- **Description of the task**
Take every line from the listing below that contains "Pression".

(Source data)
§ §

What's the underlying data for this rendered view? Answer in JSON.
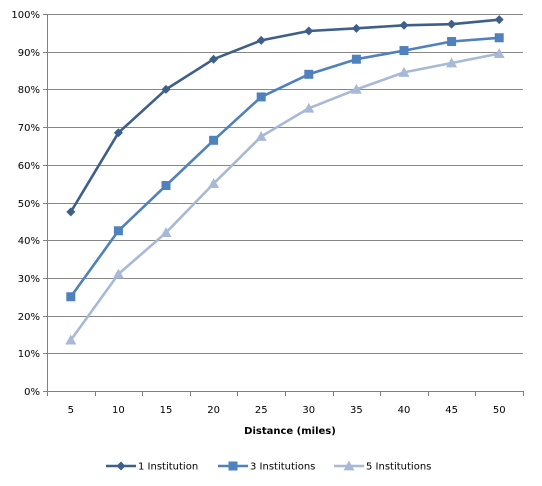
{
  "chart_data": {
    "type": "line",
    "xlabel": "Distance (miles)",
    "ylabel": "",
    "categories": [
      "5",
      "10",
      "15",
      "20",
      "25",
      "30",
      "35",
      "40",
      "45",
      "50"
    ],
    "ylim": [
      0,
      100
    ],
    "yticks": [
      "0%",
      "10%",
      "20%",
      "30%",
      "40%",
      "50%",
      "60%",
      "70%",
      "80%",
      "90%",
      "100%"
    ],
    "grid": "horizontal",
    "legend_position": "bottom",
    "series": [
      {
        "name": "1 Institution",
        "marker": "diamond",
        "color": "#3E5F8A",
        "values": [
          47.5,
          68.5,
          80,
          88,
          93,
          95.5,
          96.2,
          97,
          97.3,
          98.5
        ]
      },
      {
        "name": "3 Institutions",
        "marker": "square",
        "color": "#4F81BD",
        "values": [
          25,
          42.5,
          54.5,
          66.5,
          78,
          84,
          88,
          90.3,
          92.7,
          93.7
        ]
      },
      {
        "name": "5 Institutions",
        "marker": "triangle",
        "color": "#A7B9D7",
        "values": [
          13.5,
          31,
          42,
          55,
          67.5,
          75,
          80,
          84.5,
          87,
          89.5
        ]
      }
    ]
  }
}
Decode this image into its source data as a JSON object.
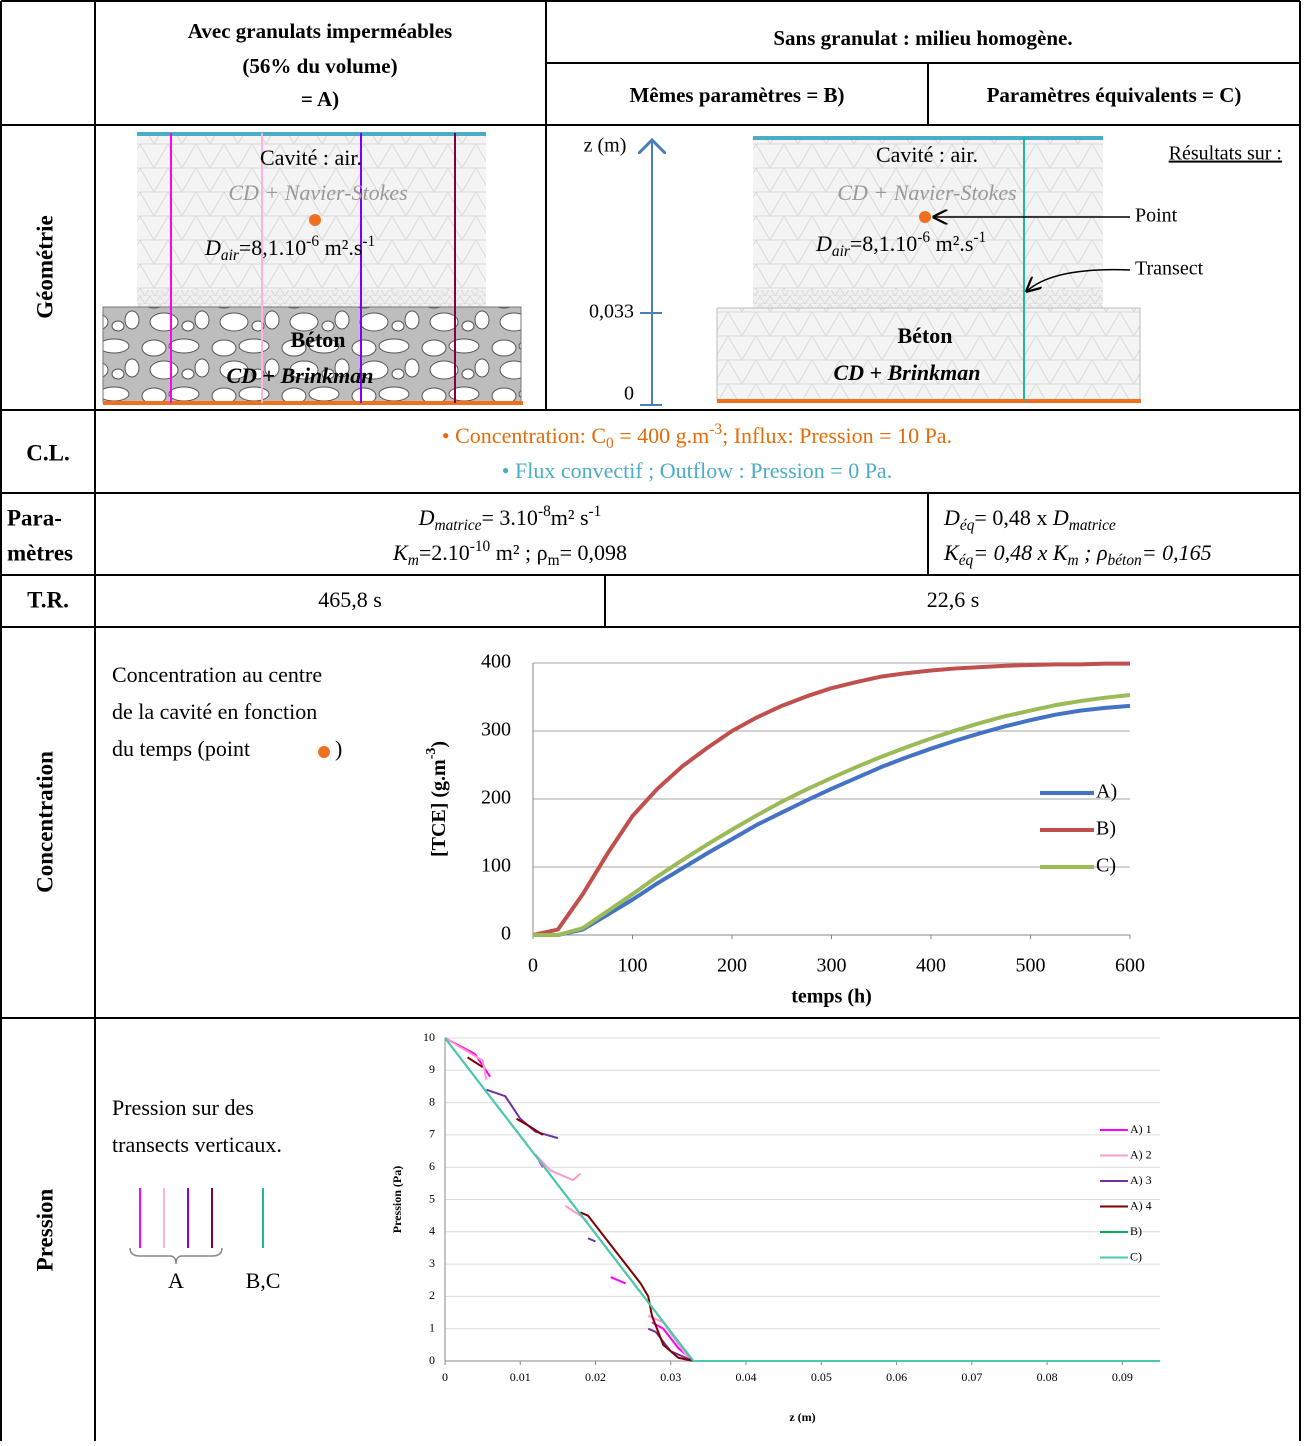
{
  "header": {
    "col_a": [
      "Avec granulats imperméables",
      "(56% du volume)",
      "= A)"
    ],
    "col_bc": "Sans granulat : milieu homogène.",
    "col_b": "Mêmes paramètres = B)",
    "col_c": "Paramètres équivalents = C)"
  },
  "row_labels": {
    "geometry": "Géométrie",
    "cl": "C.L.",
    "params": [
      "Para-",
      "mètres"
    ],
    "tr": "T.R.",
    "concentration": "Concentration",
    "pressure": "Pression"
  },
  "geometry": {
    "a": {
      "cavity": "Cavité : air.",
      "model": "CD + Navier-Stokes",
      "diffusion": [
        "D",
        "air",
        "=8,1.10",
        "-6",
        " m².s",
        "-1"
      ],
      "concrete": "Béton",
      "concrete_model": "CD + Brinkman"
    },
    "axis": {
      "label": "z (m)",
      "ticks": [
        "0,033",
        "0"
      ]
    },
    "bc": {
      "cavity": "Cavité : air.",
      "model": "CD + Navier-Stokes",
      "diffusion": [
        "D",
        "air",
        "=8,1.10",
        "-6",
        " m².s",
        "-1"
      ],
      "concrete": "Béton",
      "concrete_model": "CD + Brinkman",
      "results": "Résultats sur :",
      "point": "Point",
      "transect": "Transect"
    }
  },
  "boundary_conditions": [
    [
      "• Concentration: C",
      "0",
      " = 400 g.m",
      "-3",
      "; Influx: Pression = 10 Pa."
    ],
    [
      "• Flux convectif ; Outflow : Pression = 0 Pa."
    ]
  ],
  "parameters": {
    "ab": [
      [
        "D",
        "matrice",
        "= 3.10",
        "-8",
        "m² s",
        "-1"
      ],
      [
        "K",
        "m",
        "=2.10",
        "-10",
        " m² ; ρ",
        "m",
        "= 0,098"
      ]
    ],
    "c": [
      [
        "D",
        "éq",
        "= 0,48 x ",
        "D",
        "matrice"
      ],
      [
        "K",
        "éq",
        "= 0,48 x K",
        "m",
        " ; ρ",
        "béton",
        "= 0,165"
      ]
    ]
  },
  "tr": {
    "a": "465,8 s",
    "bc": "22,6 s"
  },
  "concentration_note": [
    "Concentration au centre",
    "de la cavité en fonction",
    "du temps (point",
    ")"
  ],
  "pressure_note": {
    "lines": [
      "Pression sur des",
      "transects verticaux."
    ],
    "groups": [
      "A",
      "B,C"
    ]
  },
  "chart_data": [
    {
      "type": "line",
      "xlabel": "temps (h)",
      "ylabel": [
        "[TCE] (g.m",
        "-3",
        ")"
      ],
      "x": [
        0,
        25,
        50,
        75,
        100,
        125,
        150,
        175,
        200,
        225,
        250,
        275,
        300,
        325,
        350,
        375,
        400,
        425,
        450,
        475,
        500,
        525,
        550,
        575,
        600
      ],
      "xlim": [
        0,
        600
      ],
      "xticks": [
        0,
        100,
        200,
        300,
        400,
        500,
        600
      ],
      "ylim": [
        0,
        400
      ],
      "yticks": [
        0,
        100,
        200,
        300,
        400
      ],
      "grid": true,
      "legend": "right",
      "series": [
        {
          "name": "A)",
          "color": "#4472c4",
          "values": [
            0,
            0,
            8,
            30,
            52,
            76,
            98,
            120,
            141,
            162,
            180,
            198,
            215,
            231,
            247,
            261,
            274,
            286,
            297,
            307,
            316,
            324,
            330,
            334,
            337
          ]
        },
        {
          "name": "B)",
          "color": "#c0504d",
          "values": [
            0,
            8,
            60,
            120,
            175,
            215,
            248,
            275,
            300,
            320,
            337,
            351,
            363,
            372,
            380,
            385,
            389,
            392,
            394,
            396,
            397,
            398,
            398,
            399,
            399
          ]
        },
        {
          "name": "C)",
          "color": "#9bbb59",
          "values": [
            0,
            0,
            10,
            35,
            60,
            86,
            110,
            133,
            155,
            176,
            196,
            214,
            231,
            247,
            262,
            276,
            289,
            301,
            312,
            322,
            330,
            338,
            344,
            349,
            353
          ]
        }
      ]
    },
    {
      "type": "line",
      "xlabel": "z (m)",
      "ylabel": [
        "Pression (Pa)"
      ],
      "xlim": [
        0,
        0.095
      ],
      "xticks": [
        0,
        0.01,
        0.02,
        0.03,
        0.04,
        0.05,
        0.06,
        0.07,
        0.08,
        0.09
      ],
      "ylim": [
        0,
        10
      ],
      "yticks": [
        0,
        1,
        2,
        3,
        4,
        5,
        6,
        7,
        8,
        9,
        10
      ],
      "grid": true,
      "legend": "right",
      "series": [
        {
          "name": "A) 1",
          "color": "#ff00ff",
          "x": [
            0,
            0.004,
            0.006,
            null,
            0.0125,
            0.013,
            null,
            0.022,
            0.024,
            null,
            0.0275,
            0.029,
            0.031,
            0.033,
            0.095
          ],
          "values": [
            10,
            9.5,
            8.8,
            null,
            6.2,
            6.0,
            null,
            2.6,
            2.4,
            null,
            1.2,
            1.0,
            0.4,
            0,
            0
          ]
        },
        {
          "name": "A) 2",
          "color": "#ff99cc",
          "x": [
            0,
            0.005,
            0.0055,
            null,
            0.012,
            0.014,
            0.017,
            0.018,
            null,
            0.016,
            0.018,
            0.019,
            null,
            0.027,
            0.029,
            0.032,
            0.033,
            0.095
          ],
          "values": [
            10,
            9.3,
            8.7,
            null,
            6.4,
            5.9,
            5.6,
            5.8,
            null,
            4.8,
            4.5,
            4.3,
            null,
            1.4,
            1.2,
            0.2,
            0,
            0
          ]
        },
        {
          "name": "A) 3",
          "color": "#7030a0",
          "x": [
            0.0055,
            0.008,
            0.01,
            0.012,
            0.015,
            null,
            0.019,
            0.02,
            null,
            0.027,
            0.028,
            0.03,
            0.033,
            0.095
          ],
          "values": [
            8.4,
            8.2,
            7.5,
            7.1,
            6.9,
            null,
            3.8,
            3.7,
            null,
            1.0,
            0.9,
            0.3,
            0,
            0
          ]
        },
        {
          "name": "A) 4",
          "color": "#800000",
          "x": [
            0.003,
            0.005,
            null,
            0.0095,
            0.011,
            0.013,
            null,
            0.018,
            0.019,
            0.02,
            0.022,
            0.024,
            0.026,
            0.027,
            0.0275,
            0.029,
            0.031,
            0.033,
            0.095
          ],
          "values": [
            9.4,
            9.1,
            null,
            7.5,
            7.3,
            7.0,
            null,
            4.6,
            4.5,
            4.2,
            3.6,
            3.0,
            2.4,
            2.0,
            1.4,
            0.5,
            0.1,
            0,
            0
          ]
        },
        {
          "name": "B)",
          "color": "#00b050",
          "x": [
            0,
            0.033,
            0.095
          ],
          "values": [
            10,
            0,
            0
          ]
        },
        {
          "name": "C)",
          "color": "#4bc8b0",
          "x": [
            0,
            0.033,
            0.095
          ],
          "values": [
            10,
            0,
            0
          ]
        }
      ]
    }
  ]
}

§ §

- **Full answer**
    "pressure": "Pression"
      "; Influx: Pression = 10 Pa."
      "• Flux convectif ; Outflow : Pression = 0 Pa."
      "Pression sur des",
        "Pression (Pa)"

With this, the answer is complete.